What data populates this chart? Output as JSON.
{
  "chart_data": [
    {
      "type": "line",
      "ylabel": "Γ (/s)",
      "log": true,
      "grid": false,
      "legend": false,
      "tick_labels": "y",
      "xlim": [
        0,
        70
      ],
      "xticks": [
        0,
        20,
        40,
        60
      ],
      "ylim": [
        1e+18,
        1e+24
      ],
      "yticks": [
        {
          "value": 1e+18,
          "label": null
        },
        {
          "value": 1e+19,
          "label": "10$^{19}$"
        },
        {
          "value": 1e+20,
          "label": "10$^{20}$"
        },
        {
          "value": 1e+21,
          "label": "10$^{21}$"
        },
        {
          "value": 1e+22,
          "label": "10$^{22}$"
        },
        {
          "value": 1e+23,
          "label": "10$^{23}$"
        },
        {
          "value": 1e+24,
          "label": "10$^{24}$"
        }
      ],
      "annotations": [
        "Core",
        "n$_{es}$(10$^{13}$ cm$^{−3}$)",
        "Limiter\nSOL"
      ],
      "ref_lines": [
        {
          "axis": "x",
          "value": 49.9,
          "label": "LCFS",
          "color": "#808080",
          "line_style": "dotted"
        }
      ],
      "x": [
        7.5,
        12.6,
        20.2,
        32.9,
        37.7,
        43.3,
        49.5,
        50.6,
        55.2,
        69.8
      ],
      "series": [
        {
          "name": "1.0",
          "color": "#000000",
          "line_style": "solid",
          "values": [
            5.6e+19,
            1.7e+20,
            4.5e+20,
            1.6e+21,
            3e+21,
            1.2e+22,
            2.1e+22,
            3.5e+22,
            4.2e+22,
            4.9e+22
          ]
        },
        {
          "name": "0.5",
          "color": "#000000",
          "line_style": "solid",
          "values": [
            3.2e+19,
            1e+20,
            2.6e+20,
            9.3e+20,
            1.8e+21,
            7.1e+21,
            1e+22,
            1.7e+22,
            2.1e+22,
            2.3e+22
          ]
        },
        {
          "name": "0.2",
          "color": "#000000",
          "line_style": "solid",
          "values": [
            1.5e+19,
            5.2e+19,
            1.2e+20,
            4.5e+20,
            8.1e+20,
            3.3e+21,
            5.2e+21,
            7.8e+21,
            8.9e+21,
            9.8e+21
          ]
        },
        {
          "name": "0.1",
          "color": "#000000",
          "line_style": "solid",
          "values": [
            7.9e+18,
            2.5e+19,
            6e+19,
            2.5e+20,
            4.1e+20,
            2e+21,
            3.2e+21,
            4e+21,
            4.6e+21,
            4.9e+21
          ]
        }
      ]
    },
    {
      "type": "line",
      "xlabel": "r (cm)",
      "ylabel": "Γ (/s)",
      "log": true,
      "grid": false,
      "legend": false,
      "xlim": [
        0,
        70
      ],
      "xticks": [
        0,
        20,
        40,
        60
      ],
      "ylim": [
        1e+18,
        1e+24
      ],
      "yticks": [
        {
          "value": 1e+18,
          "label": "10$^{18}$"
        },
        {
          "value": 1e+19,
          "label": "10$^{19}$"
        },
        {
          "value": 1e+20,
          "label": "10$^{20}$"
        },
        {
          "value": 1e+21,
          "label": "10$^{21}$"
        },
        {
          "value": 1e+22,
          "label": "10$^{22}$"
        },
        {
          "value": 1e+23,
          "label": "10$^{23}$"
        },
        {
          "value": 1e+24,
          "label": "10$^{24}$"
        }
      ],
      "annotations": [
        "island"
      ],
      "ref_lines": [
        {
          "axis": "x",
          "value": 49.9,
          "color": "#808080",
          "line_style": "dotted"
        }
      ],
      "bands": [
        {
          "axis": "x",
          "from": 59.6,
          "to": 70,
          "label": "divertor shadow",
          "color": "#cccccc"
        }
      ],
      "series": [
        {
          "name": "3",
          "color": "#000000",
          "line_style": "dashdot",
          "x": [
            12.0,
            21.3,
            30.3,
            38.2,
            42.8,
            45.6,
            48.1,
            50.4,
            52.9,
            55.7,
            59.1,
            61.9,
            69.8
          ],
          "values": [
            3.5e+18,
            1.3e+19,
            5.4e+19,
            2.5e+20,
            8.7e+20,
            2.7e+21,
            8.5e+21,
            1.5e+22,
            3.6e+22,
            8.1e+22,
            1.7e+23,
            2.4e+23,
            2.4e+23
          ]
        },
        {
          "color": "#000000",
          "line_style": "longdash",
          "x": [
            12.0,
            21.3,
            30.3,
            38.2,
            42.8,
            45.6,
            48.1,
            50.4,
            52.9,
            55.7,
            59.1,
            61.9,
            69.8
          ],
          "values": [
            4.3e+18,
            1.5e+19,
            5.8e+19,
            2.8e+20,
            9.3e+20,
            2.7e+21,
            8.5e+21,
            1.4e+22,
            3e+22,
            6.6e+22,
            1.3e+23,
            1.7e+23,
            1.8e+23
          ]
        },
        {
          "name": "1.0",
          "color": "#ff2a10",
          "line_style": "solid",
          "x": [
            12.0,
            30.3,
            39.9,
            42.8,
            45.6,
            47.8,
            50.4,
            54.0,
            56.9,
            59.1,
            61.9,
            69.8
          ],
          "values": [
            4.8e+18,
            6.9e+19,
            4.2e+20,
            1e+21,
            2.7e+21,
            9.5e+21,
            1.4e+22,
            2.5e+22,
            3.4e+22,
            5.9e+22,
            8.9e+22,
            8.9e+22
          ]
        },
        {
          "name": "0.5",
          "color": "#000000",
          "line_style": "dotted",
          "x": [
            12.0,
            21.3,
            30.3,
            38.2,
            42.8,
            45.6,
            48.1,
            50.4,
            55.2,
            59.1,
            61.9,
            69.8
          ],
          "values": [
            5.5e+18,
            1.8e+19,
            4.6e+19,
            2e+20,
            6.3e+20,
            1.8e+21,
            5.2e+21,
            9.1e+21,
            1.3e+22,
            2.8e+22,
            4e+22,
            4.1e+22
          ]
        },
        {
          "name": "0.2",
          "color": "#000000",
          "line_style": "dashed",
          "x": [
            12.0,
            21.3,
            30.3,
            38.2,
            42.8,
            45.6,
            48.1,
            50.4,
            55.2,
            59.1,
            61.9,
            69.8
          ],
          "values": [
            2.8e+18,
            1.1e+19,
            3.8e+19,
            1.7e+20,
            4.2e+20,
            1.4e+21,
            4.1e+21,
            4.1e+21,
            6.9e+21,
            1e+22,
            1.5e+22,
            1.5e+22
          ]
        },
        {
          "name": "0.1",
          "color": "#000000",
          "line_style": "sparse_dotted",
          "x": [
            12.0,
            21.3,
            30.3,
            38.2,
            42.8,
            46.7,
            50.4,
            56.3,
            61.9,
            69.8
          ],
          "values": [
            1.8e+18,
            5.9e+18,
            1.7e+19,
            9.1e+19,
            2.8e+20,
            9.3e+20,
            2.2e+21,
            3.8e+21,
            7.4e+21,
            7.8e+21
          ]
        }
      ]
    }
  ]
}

——

Every line above should be retyped exactly as given.

- PROBLEM SOLUTION:
What data populates this chart? Output as JSON.
{
  "chart_data": [
    {
      "type": "line",
      "ylabel": "Γ (/s)",
      "log": true,
      "grid": false,
      "legend": false,
      "tick_labels": "y",
      "xlim": [
        0,
        70
      ],
      "xticks": [
        0,
        20,
        40,
        60
      ],
      "ylim": [
        1e+18,
        1e+24
      ],
      "yticks": [
        {
          "value": 1e+18,
          "label": null
        },
        {
          "value": 1e+19,
          "label": "10$^{19}$"
        },
        {
          "value": 1e+20,
          "label": "10$^{20}$"
        },
        {
          "value": 1e+21,
          "label": "10$^{21}$"
        },
        {
          "value": 1e+22,
          "label": "10$^{22}$"
        },
        {
          "value": 1e+23,
          "label": "10$^{23}$"
        },
        {
          "value": 1e+24,
          "label": "10$^{24}$"
        }
      ],
      "annotations": [
        "Core",
        "n$_{es}$(10$^{13}$ cm$^{−3}$)",
        "Limiter\nSOL"
      ],
      "ref_lines": [
        {
          "axis": "x",
          "value": 49.9,
          "label": "LCFS",
          "color": "#808080",
          "line_style": "dotted"
        }
      ],
      "x": [
        7.5,
        12.6,
        20.2,
        32.9,
        37.7,
        43.3,
        49.5,
        50.6,
        55.2,
        69.8
      ],
      "series": [
        {
          "name": "1.0",
          "color": "#000000",
          "line_style": "solid",
          "values": [
            5.6e+19,
            1.7e+20,
            4.5e+20,
            1.6e+21,
            3e+21,
            1.2e+22,
            2.1e+22,
            3.5e+22,
            4.2e+22,
            4.9e+22
          ]
        },
        {
          "name": "0.5",
          "color": "#000000",
          "line_style": "solid",
          "values": [
            3.2e+19,
            1e+20,
            2.6e+20,
            9.3e+20,
            1.8e+21,
            7.1e+21,
            1e+22,
            1.7e+22,
            2.1e+22,
            2.3e+22
          ]
        },
        {
          "name": "0.2",
          "color": "#000000",
          "line_style": "solid",
          "values": [
            1.5e+19,
            5.2e+19,
            1.2e+20,
            4.5e+20,
            8.1e+20,
            3.3e+21,
            5.2e+21,
            7.8e+21,
            8.9e+21,
            9.8e+21
          ]
        },
        {
          "name": "0.1",
          "color": "#000000",
          "line_style": "solid",
          "values": [
            7.9e+18,
            2.5e+19,
            6e+19,
            2.5e+20,
            4.1e+20,
            2e+21,
            3.2e+21,
            4e+21,
            4.6e+21,
            4.9e+21
          ]
        }
      ]
    },
    {
      "type": "line",
      "xlabel": "r (cm)",
      "ylabel": "Γ (/s)",
      "log": true,
      "grid": false,
      "legend": false,
      "xlim": [
        0,
        70
      ],
      "xticks": [
        0,
        20,
        40,
        60
      ],
      "ylim": [
        1e+18,
        1e+24
      ],
      "yticks": [
        {
          "value": 1e+18,
          "label": "10$^{18}$"
        },
        {
          "value": 1e+19,
          "label": "10$^{19}$"
        },
        {
          "value": 1e+20,
          "label": "10$^{20}$"
        },
        {
          "value": 1e+21,
          "label": "10$^{21}$"
        },
        {
          "value": 1e+22,
          "label": "10$^{22}$"
        },
        {
          "value": 1e+23,
          "label": "10$^{23}$"
        },
        {
          "value": 1e+24,
          "label": "10$^{24}$"
        }
      ],
      "annotations": [
        "island"
      ],
      "ref_lines": [
        {
          "axis": "x",
          "value": 49.9,
          "color": "#808080",
          "line_style": "dotted"
        }
      ],
      "bands": [
        {
          "axis": "x",
          "from": 59.6,
          "to": 70,
          "label": "divertor shadow",
          "color": "#cccccc"
        }
      ],
      "series": [
        {
          "name": "3",
          "color": "#000000",
          "line_style": "dashdot",
          "x": [
            12.0,
            21.3,
            30.3,
            38.2,
            42.8,
            45.6,
            48.1,
            50.4,
            52.9,
            55.7,
            59.1,
            61.9,
            69.8
          ],
          "values": [
            3.5e+18,
            1.3e+19,
            5.4e+19,
            2.5e+20,
            8.7e+20,
            2.7e+21,
            8.5e+21,
            1.5e+22,
            3.6e+22,
            8.1e+22,
            1.7e+23,
            2.4e+23,
            2.4e+23
          ]
        },
        {
          "color": "#000000",
          "line_style": "longdash",
          "x": [
            12.0,
            21.3,
            30.3,
            38.2,
            42.8,
            45.6,
            48.1,
            50.4,
            52.9,
            55.7,
            59.1,
            61.9,
            69.8
          ],
          "values": [
            4.3e+18,
            1.5e+19,
            5.8e+19,
            2.8e+20,
            9.3e+20,
            2.7e+21,
            8.5e+21,
            1.4e+22,
            3e+22,
            6.6e+22,
            1.3e+23,
            1.7e+23,
            1.8e+23
          ]
        },
        {
          "name": "1.0",
          "color": "#ff2a10",
          "line_style": "solid",
          "x": [
            12.0,
            30.3,
            39.9,
            42.8,
            45.6,
            47.8,
            50.4,
            54.0,
            56.9,
            59.1,
            61.9,
            69.8
          ],
          "values": [
            4.8e+18,
            6.9e+19,
            4.2e+20,
            1e+21,
            2.7e+21,
            9.5e+21,
            1.4e+22,
            2.5e+22,
            3.4e+22,
            5.9e+22,
            8.9e+22,
            8.9e+22
          ]
        },
        {
          "name": "0.5",
          "color": "#000000",
          "line_style": "dotted",
          "x": [
            12.0,
            21.3,
            30.3,
            38.2,
            42.8,
            45.6,
            48.1,
            50.4,
            55.2,
            59.1,
            61.9,
            69.8
          ],
          "values": [
            5.5e+18,
            1.8e+19,
            4.6e+19,
            2e+20,
            6.3e+20,
            1.8e+21,
            5.2e+21,
            9.1e+21,
            1.3e+22,
            2.8e+22,
            4e+22,
            4.1e+22
          ]
        },
        {
          "name": "0.2",
          "color": "#000000",
          "line_style": "dashed",
          "x": [
            12.0,
            21.3,
            30.3,
            38.2,
            42.8,
            45.6,
            48.1,
            50.4,
            55.2,
            59.1,
            61.9,
            69.8
          ],
          "values": [
            2.8e+18,
            1.1e+19,
            3.8e+19,
            1.7e+20,
            4.2e+20,
            1.4e+21,
            4.1e+21,
            4.1e+21,
            6.9e+21,
            1e+22,
            1.5e+22,
            1.5e+22
          ]
        },
        {
          "name": "0.1",
          "color": "#000000",
          "line_style": "sparse_dotted",
          "x": [
            12.0,
            21.3,
            30.3,
            38.2,
            42.8,
            46.7,
            50.4,
            56.3,
            61.9,
            69.8
          ],
          "values": [
            1.8e+18,
            5.9e+18,
            1.7e+19,
            9.1e+19,
            2.8e+20,
            9.3e+20,
            2.2e+21,
            3.8e+21,
            7.4e+21,
            7.8e+21
          ]
        }
      ]
    }
  ]
}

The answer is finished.